**Activity**: Look through the lines below and extract each one that contains "central".

━━━━━━━━

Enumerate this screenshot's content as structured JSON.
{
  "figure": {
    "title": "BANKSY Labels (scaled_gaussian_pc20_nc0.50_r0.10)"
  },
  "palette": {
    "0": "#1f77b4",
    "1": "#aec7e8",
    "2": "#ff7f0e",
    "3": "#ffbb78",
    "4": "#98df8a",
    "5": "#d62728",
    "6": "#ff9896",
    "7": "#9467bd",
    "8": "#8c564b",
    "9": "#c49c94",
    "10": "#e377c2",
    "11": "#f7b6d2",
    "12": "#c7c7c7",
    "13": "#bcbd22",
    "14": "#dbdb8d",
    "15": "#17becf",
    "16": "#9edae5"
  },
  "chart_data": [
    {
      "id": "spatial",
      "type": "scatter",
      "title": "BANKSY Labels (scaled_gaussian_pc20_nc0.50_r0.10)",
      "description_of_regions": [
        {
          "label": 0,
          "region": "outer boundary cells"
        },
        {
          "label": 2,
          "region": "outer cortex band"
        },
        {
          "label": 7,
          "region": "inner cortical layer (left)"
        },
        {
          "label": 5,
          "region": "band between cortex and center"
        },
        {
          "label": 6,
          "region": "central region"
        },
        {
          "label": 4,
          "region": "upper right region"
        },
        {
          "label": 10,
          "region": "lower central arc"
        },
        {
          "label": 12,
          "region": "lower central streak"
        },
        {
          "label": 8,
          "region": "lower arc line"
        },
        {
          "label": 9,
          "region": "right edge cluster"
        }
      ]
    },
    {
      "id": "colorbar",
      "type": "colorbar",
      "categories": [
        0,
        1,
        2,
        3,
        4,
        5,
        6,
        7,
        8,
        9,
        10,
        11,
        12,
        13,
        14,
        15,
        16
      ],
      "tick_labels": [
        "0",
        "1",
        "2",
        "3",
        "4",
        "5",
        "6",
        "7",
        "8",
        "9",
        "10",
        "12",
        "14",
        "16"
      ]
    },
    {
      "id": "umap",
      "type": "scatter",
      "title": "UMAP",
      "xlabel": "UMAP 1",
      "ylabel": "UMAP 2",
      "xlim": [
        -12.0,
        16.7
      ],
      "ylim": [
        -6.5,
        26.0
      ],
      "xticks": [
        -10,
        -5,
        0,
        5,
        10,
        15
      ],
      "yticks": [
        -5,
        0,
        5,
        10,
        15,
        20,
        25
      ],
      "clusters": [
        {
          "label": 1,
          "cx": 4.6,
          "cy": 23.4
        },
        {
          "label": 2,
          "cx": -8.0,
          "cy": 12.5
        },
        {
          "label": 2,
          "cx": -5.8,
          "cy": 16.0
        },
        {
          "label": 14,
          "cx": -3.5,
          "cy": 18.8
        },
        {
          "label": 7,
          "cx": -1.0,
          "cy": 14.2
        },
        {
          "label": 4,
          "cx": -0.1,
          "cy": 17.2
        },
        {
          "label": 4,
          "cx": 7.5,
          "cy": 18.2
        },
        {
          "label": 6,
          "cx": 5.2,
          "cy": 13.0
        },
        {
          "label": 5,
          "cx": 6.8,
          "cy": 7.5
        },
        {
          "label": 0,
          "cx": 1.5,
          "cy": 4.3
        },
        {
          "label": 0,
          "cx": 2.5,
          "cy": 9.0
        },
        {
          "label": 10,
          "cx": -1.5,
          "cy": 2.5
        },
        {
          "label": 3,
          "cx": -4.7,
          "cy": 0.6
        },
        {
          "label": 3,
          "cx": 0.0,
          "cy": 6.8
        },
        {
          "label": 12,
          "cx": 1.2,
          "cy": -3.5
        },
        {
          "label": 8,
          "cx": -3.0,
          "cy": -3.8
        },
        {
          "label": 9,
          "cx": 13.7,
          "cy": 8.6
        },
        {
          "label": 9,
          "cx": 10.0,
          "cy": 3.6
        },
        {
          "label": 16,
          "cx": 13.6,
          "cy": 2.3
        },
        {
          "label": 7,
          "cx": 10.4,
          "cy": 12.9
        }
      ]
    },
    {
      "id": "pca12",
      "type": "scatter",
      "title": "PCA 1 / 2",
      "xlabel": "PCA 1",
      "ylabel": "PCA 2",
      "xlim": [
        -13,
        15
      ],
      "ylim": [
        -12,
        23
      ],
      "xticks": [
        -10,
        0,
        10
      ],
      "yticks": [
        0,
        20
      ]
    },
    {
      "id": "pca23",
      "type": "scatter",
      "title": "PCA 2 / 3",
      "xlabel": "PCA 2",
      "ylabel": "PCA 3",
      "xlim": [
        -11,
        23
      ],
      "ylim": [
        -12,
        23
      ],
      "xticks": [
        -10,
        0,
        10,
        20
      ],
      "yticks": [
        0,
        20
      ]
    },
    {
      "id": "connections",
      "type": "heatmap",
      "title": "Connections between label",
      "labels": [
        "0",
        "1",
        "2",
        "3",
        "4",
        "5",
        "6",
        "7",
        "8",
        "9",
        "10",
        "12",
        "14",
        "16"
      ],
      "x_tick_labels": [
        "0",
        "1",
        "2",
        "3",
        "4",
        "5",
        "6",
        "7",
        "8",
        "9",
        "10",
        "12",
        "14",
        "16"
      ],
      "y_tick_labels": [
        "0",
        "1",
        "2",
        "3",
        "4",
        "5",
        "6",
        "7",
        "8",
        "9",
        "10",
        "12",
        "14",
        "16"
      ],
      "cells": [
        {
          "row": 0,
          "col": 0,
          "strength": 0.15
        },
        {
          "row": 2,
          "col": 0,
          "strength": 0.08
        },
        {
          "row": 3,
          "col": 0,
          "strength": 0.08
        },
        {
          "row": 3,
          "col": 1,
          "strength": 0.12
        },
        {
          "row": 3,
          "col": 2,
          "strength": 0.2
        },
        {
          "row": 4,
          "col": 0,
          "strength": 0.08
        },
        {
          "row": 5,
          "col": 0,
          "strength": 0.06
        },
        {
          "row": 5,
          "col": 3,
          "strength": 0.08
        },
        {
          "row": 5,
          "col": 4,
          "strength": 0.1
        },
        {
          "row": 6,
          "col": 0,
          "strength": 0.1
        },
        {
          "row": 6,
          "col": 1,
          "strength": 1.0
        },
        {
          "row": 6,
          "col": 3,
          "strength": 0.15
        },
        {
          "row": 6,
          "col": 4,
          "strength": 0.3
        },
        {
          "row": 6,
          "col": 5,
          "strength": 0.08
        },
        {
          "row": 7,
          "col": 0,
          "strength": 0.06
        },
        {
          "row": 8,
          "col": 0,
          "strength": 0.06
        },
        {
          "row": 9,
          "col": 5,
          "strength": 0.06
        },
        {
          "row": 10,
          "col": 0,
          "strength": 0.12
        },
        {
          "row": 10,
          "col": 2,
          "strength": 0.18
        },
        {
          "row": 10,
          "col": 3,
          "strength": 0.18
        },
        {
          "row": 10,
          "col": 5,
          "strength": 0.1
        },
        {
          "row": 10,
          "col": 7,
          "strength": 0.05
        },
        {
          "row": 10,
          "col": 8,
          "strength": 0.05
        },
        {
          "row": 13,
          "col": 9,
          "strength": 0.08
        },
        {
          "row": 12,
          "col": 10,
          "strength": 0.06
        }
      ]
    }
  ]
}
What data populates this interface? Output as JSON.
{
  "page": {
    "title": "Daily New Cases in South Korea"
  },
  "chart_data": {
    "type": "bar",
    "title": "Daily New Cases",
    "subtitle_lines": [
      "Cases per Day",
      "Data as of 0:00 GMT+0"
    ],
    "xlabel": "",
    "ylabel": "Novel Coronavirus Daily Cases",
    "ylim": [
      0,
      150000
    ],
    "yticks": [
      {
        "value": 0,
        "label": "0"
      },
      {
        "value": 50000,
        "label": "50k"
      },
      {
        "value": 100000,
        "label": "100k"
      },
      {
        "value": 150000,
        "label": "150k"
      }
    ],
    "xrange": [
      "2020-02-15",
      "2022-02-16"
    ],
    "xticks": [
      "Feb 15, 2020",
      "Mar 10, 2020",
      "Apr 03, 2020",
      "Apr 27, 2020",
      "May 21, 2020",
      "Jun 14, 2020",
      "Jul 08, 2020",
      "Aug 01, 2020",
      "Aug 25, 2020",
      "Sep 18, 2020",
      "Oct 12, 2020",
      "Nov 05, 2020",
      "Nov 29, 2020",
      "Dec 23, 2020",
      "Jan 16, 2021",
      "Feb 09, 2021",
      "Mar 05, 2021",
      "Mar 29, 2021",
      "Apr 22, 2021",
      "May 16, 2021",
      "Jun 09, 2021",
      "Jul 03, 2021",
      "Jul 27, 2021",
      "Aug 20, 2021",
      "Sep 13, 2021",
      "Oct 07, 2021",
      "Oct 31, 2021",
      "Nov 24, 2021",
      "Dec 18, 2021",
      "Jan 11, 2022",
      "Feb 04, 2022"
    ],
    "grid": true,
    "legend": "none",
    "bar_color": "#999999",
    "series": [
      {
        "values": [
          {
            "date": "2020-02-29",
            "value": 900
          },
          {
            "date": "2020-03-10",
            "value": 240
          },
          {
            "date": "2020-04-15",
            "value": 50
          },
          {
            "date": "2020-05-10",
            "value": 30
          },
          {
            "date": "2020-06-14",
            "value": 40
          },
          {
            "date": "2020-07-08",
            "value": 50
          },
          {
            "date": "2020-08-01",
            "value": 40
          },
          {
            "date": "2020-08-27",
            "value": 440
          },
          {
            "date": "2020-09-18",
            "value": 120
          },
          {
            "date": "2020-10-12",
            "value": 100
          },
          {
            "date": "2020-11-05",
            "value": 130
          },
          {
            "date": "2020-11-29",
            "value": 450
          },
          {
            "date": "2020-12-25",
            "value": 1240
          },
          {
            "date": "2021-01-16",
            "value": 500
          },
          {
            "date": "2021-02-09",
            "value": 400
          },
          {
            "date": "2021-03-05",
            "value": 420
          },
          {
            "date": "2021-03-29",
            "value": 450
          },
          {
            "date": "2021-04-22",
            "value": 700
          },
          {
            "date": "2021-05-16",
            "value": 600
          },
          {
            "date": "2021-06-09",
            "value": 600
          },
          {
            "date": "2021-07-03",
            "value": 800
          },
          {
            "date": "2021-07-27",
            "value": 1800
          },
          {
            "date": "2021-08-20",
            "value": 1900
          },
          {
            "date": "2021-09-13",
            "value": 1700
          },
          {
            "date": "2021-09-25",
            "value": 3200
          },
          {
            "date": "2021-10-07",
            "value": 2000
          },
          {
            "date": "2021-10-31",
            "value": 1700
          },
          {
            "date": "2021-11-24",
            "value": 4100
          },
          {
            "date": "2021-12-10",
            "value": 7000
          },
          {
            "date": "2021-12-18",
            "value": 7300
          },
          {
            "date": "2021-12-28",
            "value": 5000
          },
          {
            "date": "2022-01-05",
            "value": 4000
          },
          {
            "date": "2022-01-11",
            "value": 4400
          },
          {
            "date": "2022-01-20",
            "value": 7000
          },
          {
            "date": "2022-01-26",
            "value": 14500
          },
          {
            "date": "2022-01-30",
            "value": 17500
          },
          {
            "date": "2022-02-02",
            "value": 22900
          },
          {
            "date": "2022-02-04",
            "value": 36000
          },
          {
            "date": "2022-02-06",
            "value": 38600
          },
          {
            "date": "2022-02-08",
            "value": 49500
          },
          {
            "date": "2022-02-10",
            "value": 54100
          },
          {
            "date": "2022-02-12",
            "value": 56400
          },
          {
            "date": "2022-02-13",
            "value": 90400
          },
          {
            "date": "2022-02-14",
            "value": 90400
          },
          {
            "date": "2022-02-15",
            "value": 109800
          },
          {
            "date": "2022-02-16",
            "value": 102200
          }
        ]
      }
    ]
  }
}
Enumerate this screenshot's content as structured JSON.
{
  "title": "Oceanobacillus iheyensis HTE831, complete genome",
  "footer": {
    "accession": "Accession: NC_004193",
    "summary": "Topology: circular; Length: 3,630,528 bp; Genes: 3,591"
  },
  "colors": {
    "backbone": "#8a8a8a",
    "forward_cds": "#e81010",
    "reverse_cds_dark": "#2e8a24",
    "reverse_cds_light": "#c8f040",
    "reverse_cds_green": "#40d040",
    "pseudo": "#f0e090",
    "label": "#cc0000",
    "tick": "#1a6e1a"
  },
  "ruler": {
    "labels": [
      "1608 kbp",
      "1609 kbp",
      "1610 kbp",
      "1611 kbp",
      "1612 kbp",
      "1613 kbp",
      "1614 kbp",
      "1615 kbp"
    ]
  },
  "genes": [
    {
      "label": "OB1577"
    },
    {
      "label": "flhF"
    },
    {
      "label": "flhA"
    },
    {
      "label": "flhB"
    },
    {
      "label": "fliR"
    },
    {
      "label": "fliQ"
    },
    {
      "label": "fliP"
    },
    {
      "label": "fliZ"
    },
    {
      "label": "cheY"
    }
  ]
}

━━━━━━━━

**Reply**:
          "region": "central region"
          "region": "lower central arc"
          "region": "lower central streak"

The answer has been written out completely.